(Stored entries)
++++++++++

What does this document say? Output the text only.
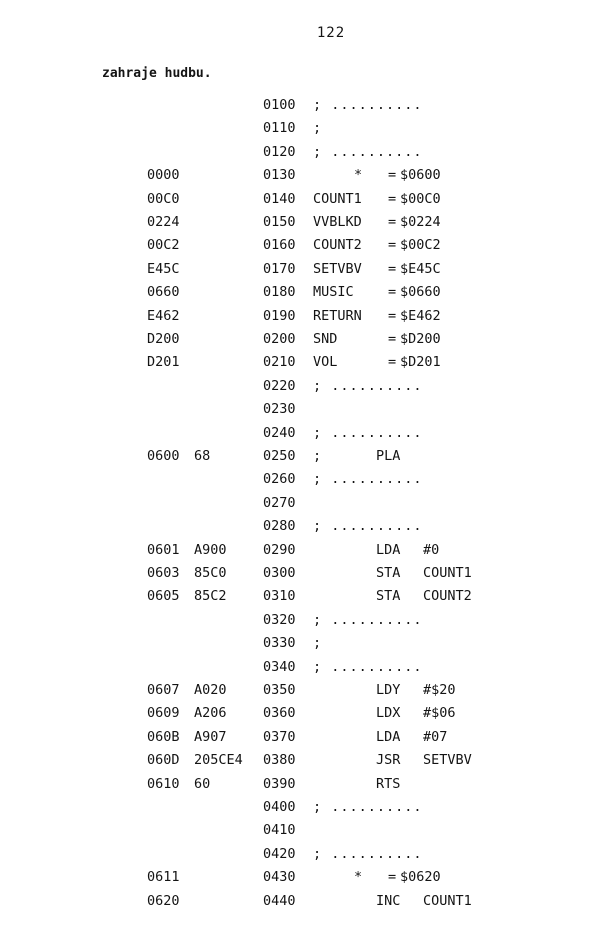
122
zahraje hudbu.
0100 ; ..........
0110 ;
0120 ; ..........
0000	0130	* = $0600
00C0	0140 COUNT1 = $00C0
0224	0150 VVBLKD = $0224
00C2	0160 COUNT2 = $00C2
E45C	0170 SETVBV = $E45C
0660	0180 MUSIC	= $0660
E462	0190 RETURN = $E462
D200	0200 SND	= $D200
D201	0210 VOL	= $D201
0220 ; ..........
0230
0240 ; ..........
0600 68	0250 ;	PLA
0260 ; ..........
0270
0280 ; ..........
0601 A900	0290	LDA #0
0603 85C0	0300	STA COUNT1
0605 85C2	0310	STA COUNT2
0320 ; ..........
0330 ;
0340 ; ..........
0607 A020	0350	LDY #$20
0609 A206	0360	LDX #$06
060B A907	0370	LDA #07
060D 205CE4 0380	JSR SETVBV
0610 60	0390	RTS
0400 ; ..........
0410
0420 ; ..........
0611	0430	* = $0620
0620	0440	INC COUNT1
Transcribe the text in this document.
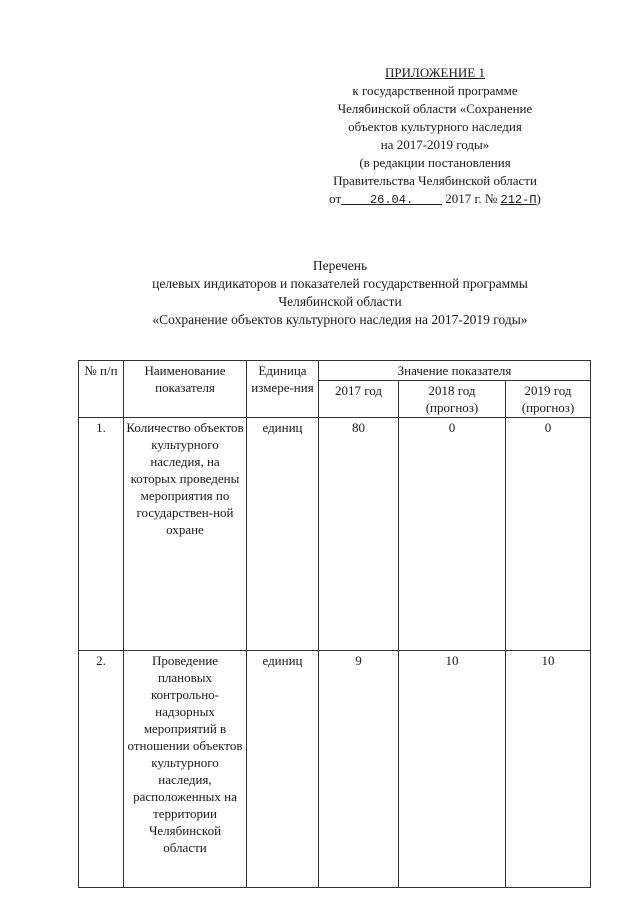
ПРИЛОЖЕНИЕ 1
к государственной программе
Челябинской области «Сохранение
объектов культурного наследия
на 2017-2019 годы»
(в редакции постановления
Правительства Челябинской области
от 26.04. 2017 г. № 212-П)
Перечень
целевых индикаторов и показателей государственной программы
Челябинской области
«Сохранение объектов культурного наследия на 2017-2019 годы»
№ п/п	Наименование показателя	Единица измере-ния	Значение показателя		
			2017 год	2018 год (прогноз)	2019 год (прогноз)
1.	Количество объектов культурного наследия, на которых проведены мероприятия по государствен-ной охране	единиц	80	0	0
2.	Проведение плановых контрольно-надзорных мероприятий в отношении объектов культурного наследия, расположенных на территории Челябинской области	единиц	9	10	10
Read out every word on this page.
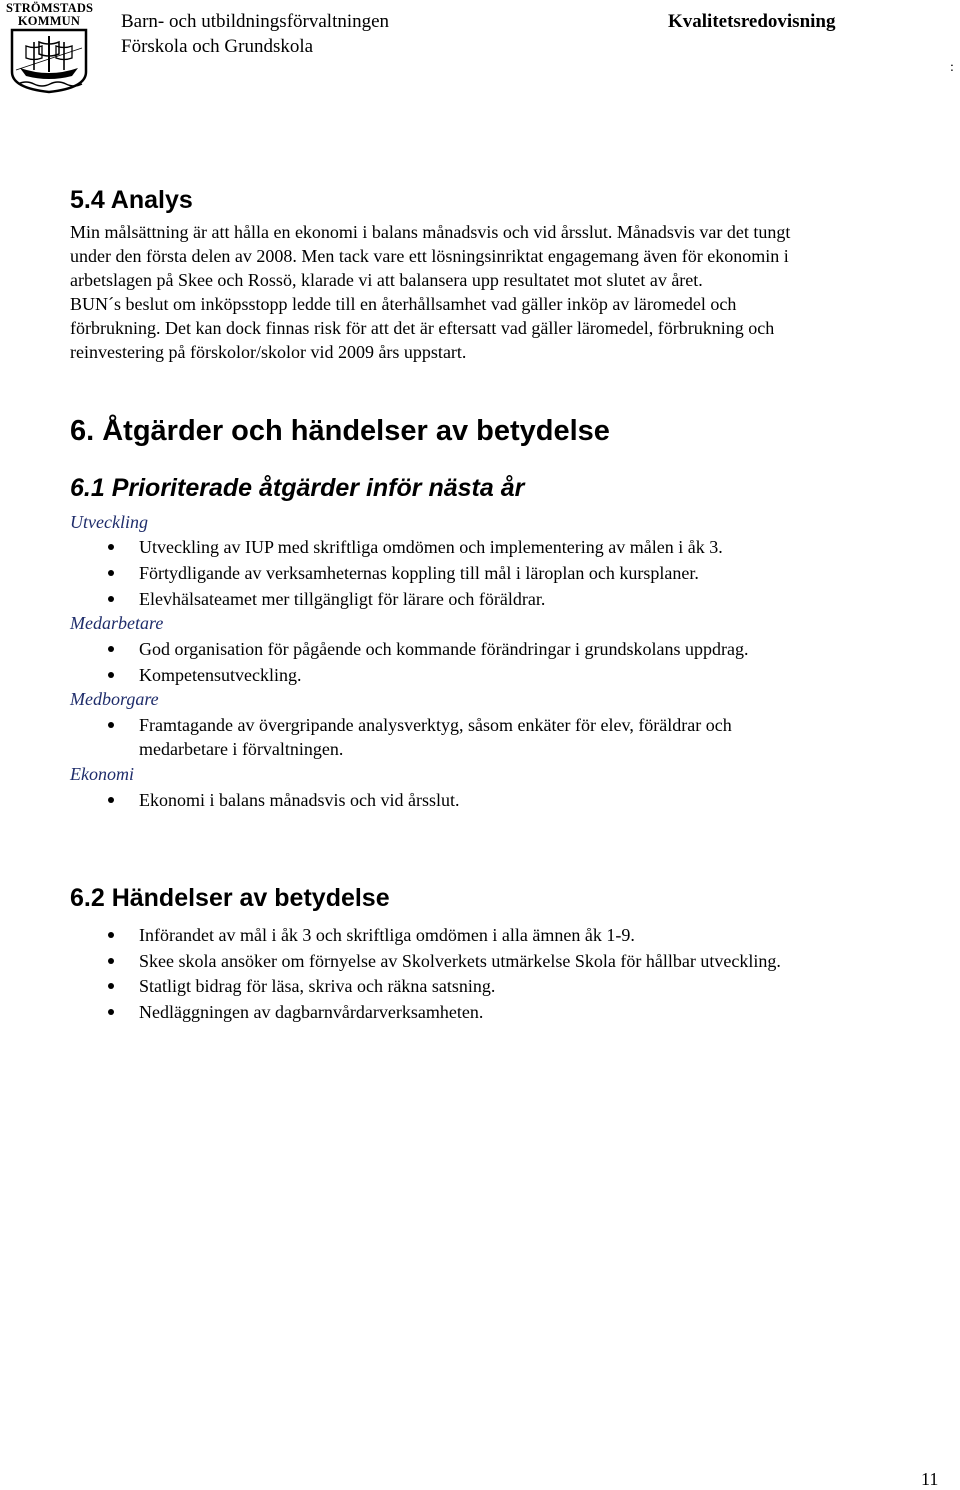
STRÖMSTADS
KOMMUN	Barn- och utbildningsförvaltningen
Förskola och Grundskola
Kvalitetsredovisning
:
5.4 Analys
Min målsättning är att hålla en ekonomi i balans månadsvis och vid årsslut. Månadsvis var det tungt
under den första delen av 2008. Men tack vare ett lösningsinriktat engagemang även för ekonomin i
arbetslagen på Skee och Rossö, klarade vi att balansera upp resultatet mot slutet av året.
BUN´s beslut om inköpsstopp ledde till en återhållsamhet vad gäller inköp av läromedel och
förbrukning. Det kan dock finnas risk för att det är eftersatt vad gäller läromedel, förbrukning och
reinvestering på förskolor/skolor vid 2009 års uppstart.
6. Åtgärder och händelser av betydelse
6.1 Prioriterade åtgärder inför nästa år
Utveckling
Utveckling av IUP med skriftliga omdömen och implementering av målen i åk 3.
Förtydligande av verksamheternas koppling till mål i läroplan och kursplaner.
Elevhälsateamet mer tillgängligt för lärare och föräldrar.
Medarbetare
God organisation för pågående och kommande förändringar i grundskolans uppdrag.
Kompetensutveckling.
Medborgare
Framtagande av övergripande analysverktyg, såsom enkäter för elev, föräldrar och
medarbetare i förvaltningen.
Ekonomi
Ekonomi i balans månadsvis och vid årsslut.
6.2 Händelser av betydelse
Införandet av mål i åk 3 och skriftliga omdömen i alla ämnen åk 1-9.
Skee skola ansöker om förnyelse av Skolverkets utmärkelse Skola för hållbar utveckling.
Statligt bidrag för läsa, skriva och räkna satsning.
Nedläggningen av dagbarnvårdarverksamheten.
11
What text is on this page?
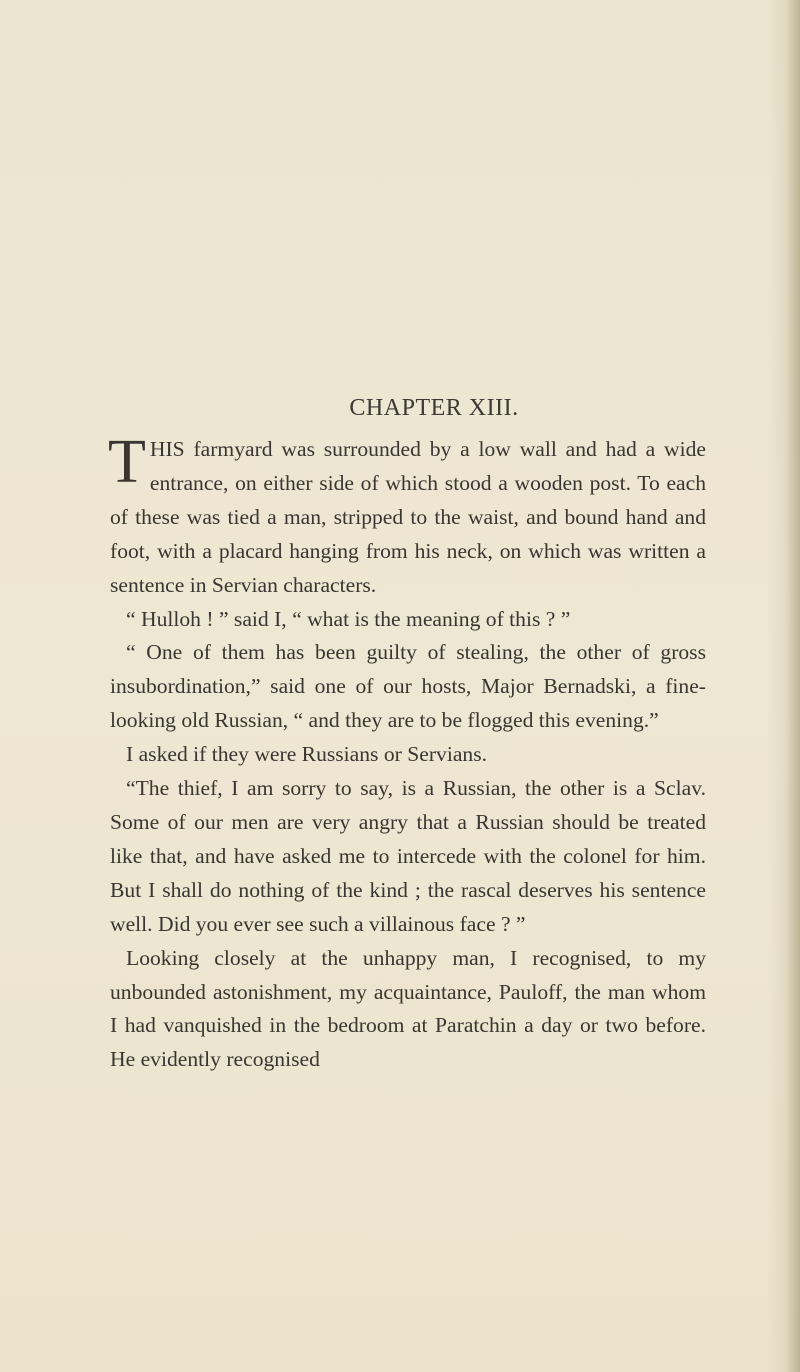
CHAPTER XIII.

THIS farmyard was surrounded by a low wall and had a wide entrance, on either side of which stood a wooden post. To each of these was tied a man, stripped to the waist, and bound hand and foot, with a placard hanging from his neck, on which was written a sentence in Servian characters.

“ Hulloh ! ” said I, “ what is the meaning of this ? ”

“ One of them has been guilty of stealing, the other of gross insubordination,” said one of our hosts, Major Bernadski, a fine-looking old Russian, “ and they are to be flogged this evening.”

I asked if they were Russians or Servians.

“The thief, I am sorry to say, is a Russian, the other is a Sclav. Some of our men are very angry that a Russian should be treated like that, and have asked me to intercede with the colonel for him. But I shall do nothing of the kind ; the rascal deserves his sentence well. Did you ever see such a villainous face ? ”

Looking closely at the unhappy man, I recognised, to my unbounded astonishment, my acquaintance, Pauloff, the man whom I had vanquished in the bedroom at Paratchin a day or two before. He evidently recognised
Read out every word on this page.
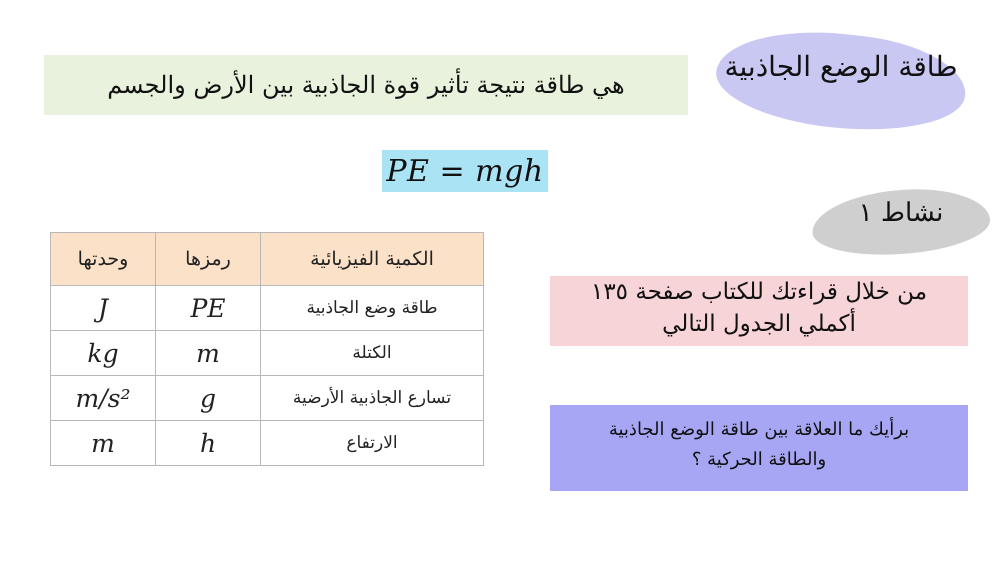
طاقة الوضع الجاذبية
هي طاقة نتيجة تأثير قوة الجاذبية بين الأرض والجسم
PE = mgh
نشاط ١
من خلال قراءتك للكتاب صفحة ١٣٥
أكملي الجدول التالي
برأيك ما العلاقة بين طاقة الوضع الجاذبية
والطاقة الحركية ؟
الكمية الفيزيائية	رمزها	وحدتها
طاقة وضع الجاذبية	PE	J
الكتلة	m	kg
تسارع الجاذبية الأرضية	g	m/s²
الارتفاع	h	m
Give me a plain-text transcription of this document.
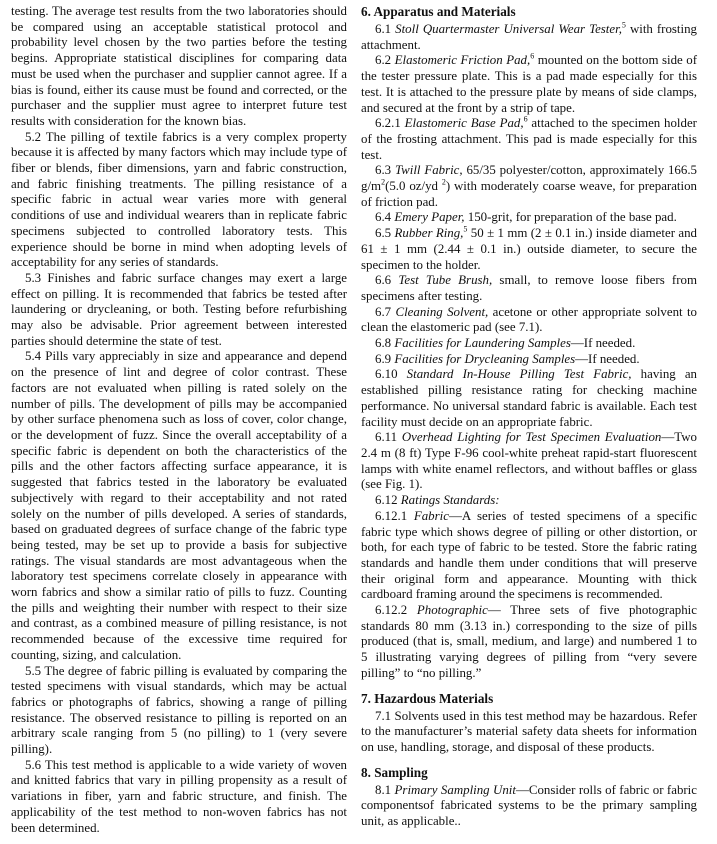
testing. The average test results from the two laboratories should be compared using an acceptable statistical protocol and probability level chosen by the two parties before the testing begins. Appropriate statistical disciplines for comparing data must be used when the purchaser and supplier cannot agree. If a bias is found, either its cause must be found and corrected, or the purchaser and the supplier must agree to interpret future test results with consideration for the known bias.

5.2 The pilling of textile fabrics is a very complex property because it is affected by many factors which may include type of fiber or blends, fiber dimensions, yarn and fabric construction, and fabric finishing treatments. The pilling resistance of a specific fabric in actual wear varies more with general conditions of use and individual wearers than in replicate fabric specimens subjected to controlled laboratory tests. This experience should be borne in mind when adopting levels of acceptability for any series of standards.

5.3 Finishes and fabric surface changes may exert a large effect on pilling. It is recommended that fabrics be tested after laundering or drycleaning, or both. Testing before refurbishing may also be advisable. Prior agreement between interested parties should determine the state of test.

5.4 Pills vary appreciably in size and appearance and depend on the presence of lint and degree of color contrast. These factors are not evaluated when pilling is rated solely on the number of pills. The development of pills may be accompanied by other surface phenomena such as loss of cover, color change, or the development of fuzz. Since the overall acceptability of a specific fabric is dependent on both the characteristics of the pills and the other factors affecting surface appearance, it is suggested that fabrics tested in the laboratory be evaluated subjectively with regard to their acceptability and not rated solely on the number of pills developed. A series of standards, based on graduated degrees of surface change of the fabric type being tested, may be set up to provide a basis for subjective ratings. The visual standards are most advantageous when the laboratory test specimens correlate closely in appearance with worn fabrics and show a similar ratio of pills to fuzz. Counting the pills and weighting their number with respect to their size and contrast, as a combined measure of pilling resistance, is not recommended because of the excessive time required for counting, sizing, and calculation.

5.5 The degree of fabric pilling is evaluated by comparing the tested specimens with visual standards, which may be actual fabrics or photographs of fabrics, showing a range of pilling resistance. The observed resistance to pilling is reported on an arbitrary scale ranging from 5 (no pilling) to 1 (very severe pilling).

5.6 This test method is applicable to a wide variety of woven and knitted fabrics that vary in pilling propensity as a result of variations in fiber, yarn and fabric structure, and finish. The applicability of the test method to non-woven fabrics has not been determined.

6. Apparatus and Materials

6.1 Stoll Quartermaster Universal Wear Tester,$^5$ with frosting attachment.

6.2 Elastomeric Friction Pad,$^6$ mounted on the bottom side of the tester pressure plate. This is a pad made especially for this test. It is attached to the pressure plate by means of side clamps, and secured at the front by a strip of tape.

6.2.1 Elastomeric Base Pad,$^6$ attached to the specimen holder of the frosting attachment. This pad is made especially for this test.

6.3 Twill Fabric, 65/35 polyester/cotton, approximately 166.5 $g/m^2(5.0$ oz/yd $^2$) with moderately coarse weave, for preparation of friction pad.

6.4 Emery Paper, 150-grit, for preparation of the base pad.

6.5 Rubber Ring,$^5$ 50 ± 1 mm (2 ± 0.1 in.) inside diameter and 61 ± 1 mm (2.44 ± 0.1 in.) outside diameter, to secure the specimen to the holder.

6.6 Test Tube Brush, small, to remove loose fibers from specimens after testing.

6.7 Cleaning Solvent, acetone or other appropriate solvent to clean the elastomeric pad (see 7.1).

6.8 Facilities for Laundering Samples—If needed.

6.9 Facilities for Drycleaning Samples—If needed.

6.10 Standard In-House Pilling Test Fabric, having an established pilling resistance rating for checking machine performance. No universal standard fabric is available. Each test facility must decide on an appropriate fabric.

6.11 Overhead Lighting for Test Specimen Evaluation—Two 2.4 m (8 ft) Type F-96 cool-white preheat rapid-start fluorescent lamps with white enamel reflectors, and without baffles or glass (see Fig. 1).

6.12 Ratings Standards:

6.12.1 Fabric—A series of tested specimens of a specific fabric type which shows degree of pilling or other distortion, or both, for each type of fabric to be tested. Store the fabric rating standards and handle them under conditions that will preserve their original form and appearance. Mounting with thick cardboard framing around the specimens is recommended.

6.12.2 Photographic— Three sets of five photographic standards 80 mm (3.13 in.) corresponding to the size of pills produced (that is, small, medium, and large) and numbered 1 to 5 illustrating varying degrees of pilling from “very severe pilling” to “no pilling.”

7. Hazardous Materials

7.1 Solvents used in this test method may be hazardous. Refer to the manufacturer’s material safety data sheets for information on use, handling, storage, and disposal of these products.

8. Sampling

8.1 Primary Sampling Unit—Consider rolls of fabric or fabric componentsof fabricated systems to be the primary sampling unit, as applicable..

++++++++++

YOUR GOAL.
Scan the material above for the word "государственной". Copy each line where it occurs.

TASK OUTPUT.
к государственной программе
целевых индикаторов и показателей государственной программы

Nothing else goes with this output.